Copy out every line that contains the word "Чоносовское".

[Data records]
★ ★ ★ ★ ★

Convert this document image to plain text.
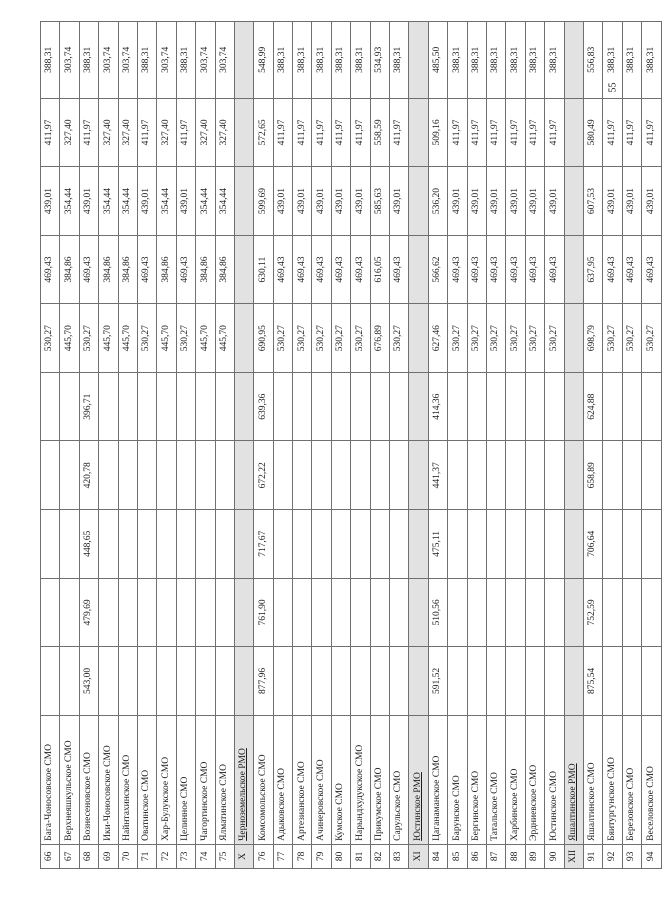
66	Бага-Чоносовское СМО						530,27	469,43	439,01	411,97	388,31
67	Верхнеяшкульское СМО						445,70	384,86	354,44	327,40	303,74
68	Вознесеновское СМО	543,00	479,69	448,65	420,78	396,71	530,27	469,43	439,01	411,97	388,31
69	Ики-Чоносовское СМО						445,70	384,86	354,44	327,40	303,74
70	Найнтахинское СМО						445,70	384,86	354,44	327,40	303,74
71	Оватинское СМО						530,27	469,43	439,01	411,97	388,31
72	Хар-Булукское СМО						445,70	384,86	354,44	327,40	303,74
73	Целинное СМО						530,27	469,43	439,01	411,97	388,31
74	Чагортинское СМО						445,70	384,86	354,44	327,40	303,74
75	Ялматинское СМО						445,70	384,86	354,44	327,40	303,74
X	Черноземельское РМО										
76	Комсомольское СМО	877,96	761,90	717,67	672,22	639,36	690,95	630,11	599,69	572,65	548,99
77	Адыковское СМО						530,27	469,43	439,01	411,97	388,31
78	Артезианское СМО						530,27	469,43	439,01	411,97	388,31
79	Ачинеровское СМО						530,27	469,43	439,01	411,97	388,31
80	Кумское СМО						530,27	469,43	439,01	411,97	388,31
81	Нарындхудукское СМО						530,27	469,43	439,01	411,97	388,31
82	Прикумское СМО						676,89	616,05	585,63	558,59	534,93
83	Сарульское СМО						530,27	469,43	439,01	411,97	388,31
XI	Юстинское РМО										
84	Цаганаманское СМО	591,52	510,56	475,11	441,37	414,36	627,46	566,62	536,20	509,16	485,50
85	Барунское СМО						530,27	469,43	439,01	411,97	388,31
86	Бергинское СМО						530,27	469,43	439,01	411,97	388,31
87	Татальское СМО						530,27	469,43	439,01	411,97	388,31
88	Харбинское СМО						530,27	469,43	439,01	411,97	388,31
89	Эрдниевское СМО						530,27	469,43	439,01	411,97	388,31
90	Юстинское СМО						530,27	469,43	439,01	411,97	388,31
XII	Яшалтинское РМО										
91	Яшалтинское СМО	875,54	752,59	706,64	658,89	624,88	698,79	637,95	607,53	580,49	556,83
92	Бяитургунское СМО						530,27	469,43	439,01	411,97	388,31
93	Березовское СМО						530,27	469,43	439,01	411,97	388,31
94	Веселовское СМО						530,27	469,43	439,01	411,97	388,31
55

★ ★ ★ ★ ★

**Written solution**
66	Бага-Чоносовское СМО						530,27	469,43	439,01	411,97	388,31
69	Ики-Чоносовское СМО						445,70	384,86	354,44	327,40	303,74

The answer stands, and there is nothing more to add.